Please reproduce the data word for word, starting with its first line and ending with the line that contains "wireframe-canvas[interactable] [0,0,1280,720]", including both of those lines.

## Begin Given records

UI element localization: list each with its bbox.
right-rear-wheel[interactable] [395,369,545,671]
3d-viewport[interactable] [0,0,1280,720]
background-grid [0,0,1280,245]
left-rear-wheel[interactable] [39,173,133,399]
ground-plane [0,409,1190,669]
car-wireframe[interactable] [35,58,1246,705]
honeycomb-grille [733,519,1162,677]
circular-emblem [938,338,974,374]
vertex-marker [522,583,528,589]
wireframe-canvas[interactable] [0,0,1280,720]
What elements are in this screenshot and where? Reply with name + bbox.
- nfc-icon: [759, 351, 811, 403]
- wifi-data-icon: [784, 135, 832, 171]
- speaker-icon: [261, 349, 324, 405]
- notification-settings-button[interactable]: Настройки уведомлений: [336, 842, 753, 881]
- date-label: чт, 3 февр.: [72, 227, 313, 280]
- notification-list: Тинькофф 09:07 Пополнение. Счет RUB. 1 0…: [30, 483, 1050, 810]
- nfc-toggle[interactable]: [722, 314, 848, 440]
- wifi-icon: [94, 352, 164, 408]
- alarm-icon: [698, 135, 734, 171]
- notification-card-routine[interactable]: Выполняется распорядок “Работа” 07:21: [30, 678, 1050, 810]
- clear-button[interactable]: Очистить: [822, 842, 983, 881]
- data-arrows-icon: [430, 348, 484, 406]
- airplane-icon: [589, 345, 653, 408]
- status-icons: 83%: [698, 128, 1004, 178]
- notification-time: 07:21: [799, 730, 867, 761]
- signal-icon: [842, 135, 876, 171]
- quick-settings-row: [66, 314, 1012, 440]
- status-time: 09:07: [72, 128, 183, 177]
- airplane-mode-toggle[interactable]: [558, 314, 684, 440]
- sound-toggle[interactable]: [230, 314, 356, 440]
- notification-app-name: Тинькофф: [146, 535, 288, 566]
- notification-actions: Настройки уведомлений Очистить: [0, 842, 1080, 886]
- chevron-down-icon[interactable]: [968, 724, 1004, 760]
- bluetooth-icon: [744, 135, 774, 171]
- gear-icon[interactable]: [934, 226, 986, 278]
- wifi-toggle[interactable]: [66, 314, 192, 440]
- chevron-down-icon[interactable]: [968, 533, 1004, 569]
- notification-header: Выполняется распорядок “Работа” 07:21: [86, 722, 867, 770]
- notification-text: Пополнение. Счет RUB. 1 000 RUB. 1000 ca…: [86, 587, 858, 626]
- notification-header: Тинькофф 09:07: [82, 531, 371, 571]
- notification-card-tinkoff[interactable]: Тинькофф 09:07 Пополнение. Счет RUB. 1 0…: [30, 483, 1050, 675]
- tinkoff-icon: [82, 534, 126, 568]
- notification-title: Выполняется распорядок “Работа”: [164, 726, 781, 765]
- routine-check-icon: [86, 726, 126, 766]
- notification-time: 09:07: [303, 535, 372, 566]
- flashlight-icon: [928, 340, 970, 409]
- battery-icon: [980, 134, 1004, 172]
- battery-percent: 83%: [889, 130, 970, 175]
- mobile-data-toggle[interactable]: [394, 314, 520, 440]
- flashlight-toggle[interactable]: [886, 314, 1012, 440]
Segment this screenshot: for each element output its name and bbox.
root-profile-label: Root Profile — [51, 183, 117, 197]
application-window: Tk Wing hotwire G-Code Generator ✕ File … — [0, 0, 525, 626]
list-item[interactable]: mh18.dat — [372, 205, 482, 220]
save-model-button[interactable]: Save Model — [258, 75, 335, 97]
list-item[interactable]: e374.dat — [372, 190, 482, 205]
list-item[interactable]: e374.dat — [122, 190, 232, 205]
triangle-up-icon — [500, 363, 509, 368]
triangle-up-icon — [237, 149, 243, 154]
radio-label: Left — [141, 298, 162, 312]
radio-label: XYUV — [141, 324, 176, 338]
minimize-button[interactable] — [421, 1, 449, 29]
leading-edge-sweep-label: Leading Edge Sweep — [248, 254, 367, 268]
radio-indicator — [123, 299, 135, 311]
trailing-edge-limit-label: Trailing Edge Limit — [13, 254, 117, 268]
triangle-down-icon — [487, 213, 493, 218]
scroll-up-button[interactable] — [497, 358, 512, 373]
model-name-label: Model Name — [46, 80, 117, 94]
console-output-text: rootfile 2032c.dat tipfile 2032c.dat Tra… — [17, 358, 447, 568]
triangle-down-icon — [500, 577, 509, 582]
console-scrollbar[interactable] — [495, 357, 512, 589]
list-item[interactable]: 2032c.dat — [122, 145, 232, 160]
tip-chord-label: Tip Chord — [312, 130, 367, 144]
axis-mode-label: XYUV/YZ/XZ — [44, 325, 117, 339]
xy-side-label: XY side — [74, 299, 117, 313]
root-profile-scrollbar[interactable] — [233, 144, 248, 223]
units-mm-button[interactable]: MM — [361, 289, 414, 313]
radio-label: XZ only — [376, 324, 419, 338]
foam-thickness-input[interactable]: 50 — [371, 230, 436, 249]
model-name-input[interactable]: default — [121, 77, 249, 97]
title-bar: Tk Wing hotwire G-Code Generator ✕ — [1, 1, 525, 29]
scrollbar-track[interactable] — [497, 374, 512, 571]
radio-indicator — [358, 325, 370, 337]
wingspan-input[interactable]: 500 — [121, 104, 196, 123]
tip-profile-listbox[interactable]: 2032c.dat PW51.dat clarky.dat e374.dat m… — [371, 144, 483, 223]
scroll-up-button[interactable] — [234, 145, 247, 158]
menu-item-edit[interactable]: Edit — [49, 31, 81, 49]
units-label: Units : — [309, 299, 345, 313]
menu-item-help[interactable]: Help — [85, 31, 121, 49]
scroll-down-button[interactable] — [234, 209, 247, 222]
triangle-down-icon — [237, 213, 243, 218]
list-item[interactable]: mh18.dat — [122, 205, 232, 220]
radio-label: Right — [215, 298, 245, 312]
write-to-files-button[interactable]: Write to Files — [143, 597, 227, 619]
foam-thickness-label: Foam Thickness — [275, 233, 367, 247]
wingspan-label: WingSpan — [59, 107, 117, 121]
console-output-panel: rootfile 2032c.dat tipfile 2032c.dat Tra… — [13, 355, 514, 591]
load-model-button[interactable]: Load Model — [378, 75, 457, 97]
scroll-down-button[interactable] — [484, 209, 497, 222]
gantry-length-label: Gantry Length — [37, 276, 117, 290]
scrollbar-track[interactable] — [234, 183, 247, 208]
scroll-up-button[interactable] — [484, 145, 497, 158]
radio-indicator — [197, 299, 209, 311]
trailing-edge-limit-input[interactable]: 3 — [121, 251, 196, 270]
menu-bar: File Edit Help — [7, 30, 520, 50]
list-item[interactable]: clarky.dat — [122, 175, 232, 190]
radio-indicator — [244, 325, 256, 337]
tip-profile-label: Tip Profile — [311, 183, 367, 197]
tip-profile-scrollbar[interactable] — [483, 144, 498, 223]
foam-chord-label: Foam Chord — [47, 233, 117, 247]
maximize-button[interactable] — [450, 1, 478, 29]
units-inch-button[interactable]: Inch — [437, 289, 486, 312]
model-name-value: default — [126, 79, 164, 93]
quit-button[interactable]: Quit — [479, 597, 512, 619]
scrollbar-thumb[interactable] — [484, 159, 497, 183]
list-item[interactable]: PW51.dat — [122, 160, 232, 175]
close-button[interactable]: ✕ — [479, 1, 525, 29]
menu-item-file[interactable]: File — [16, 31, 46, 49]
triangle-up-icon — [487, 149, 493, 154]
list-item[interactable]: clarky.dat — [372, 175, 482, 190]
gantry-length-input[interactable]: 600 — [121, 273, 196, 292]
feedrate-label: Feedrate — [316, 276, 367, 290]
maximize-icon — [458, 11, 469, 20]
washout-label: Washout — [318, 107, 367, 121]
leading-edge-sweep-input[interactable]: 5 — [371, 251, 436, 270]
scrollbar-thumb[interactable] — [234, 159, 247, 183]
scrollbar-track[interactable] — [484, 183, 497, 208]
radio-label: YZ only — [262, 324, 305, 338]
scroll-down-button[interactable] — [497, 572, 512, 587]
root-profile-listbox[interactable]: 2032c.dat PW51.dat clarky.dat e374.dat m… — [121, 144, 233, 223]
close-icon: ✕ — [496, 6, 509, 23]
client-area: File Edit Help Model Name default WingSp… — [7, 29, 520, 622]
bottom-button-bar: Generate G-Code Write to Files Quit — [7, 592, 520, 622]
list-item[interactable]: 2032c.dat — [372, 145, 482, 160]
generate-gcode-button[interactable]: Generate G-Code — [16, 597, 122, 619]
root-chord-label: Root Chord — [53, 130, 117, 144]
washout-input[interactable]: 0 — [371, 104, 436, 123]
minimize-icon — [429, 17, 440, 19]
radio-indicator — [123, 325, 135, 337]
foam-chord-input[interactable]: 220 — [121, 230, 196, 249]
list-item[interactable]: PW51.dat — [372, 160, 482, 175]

## End Given records

◆ **Task answer**:
UI element localization: list each with its bbox.
right-rear-wheel[interactable] [395,369,545,671]
3d-viewport[interactable] [0,0,1280,720]
background-grid [0,0,1280,245]
left-rear-wheel[interactable] [39,173,133,399]
ground-plane [0,409,1190,669]
car-wireframe[interactable] [35,58,1246,705]
honeycomb-grille [733,519,1162,677]
circular-emblem [938,338,974,374]
vertex-marker [522,583,528,589]
wireframe-canvas[interactable] [0,0,1280,720]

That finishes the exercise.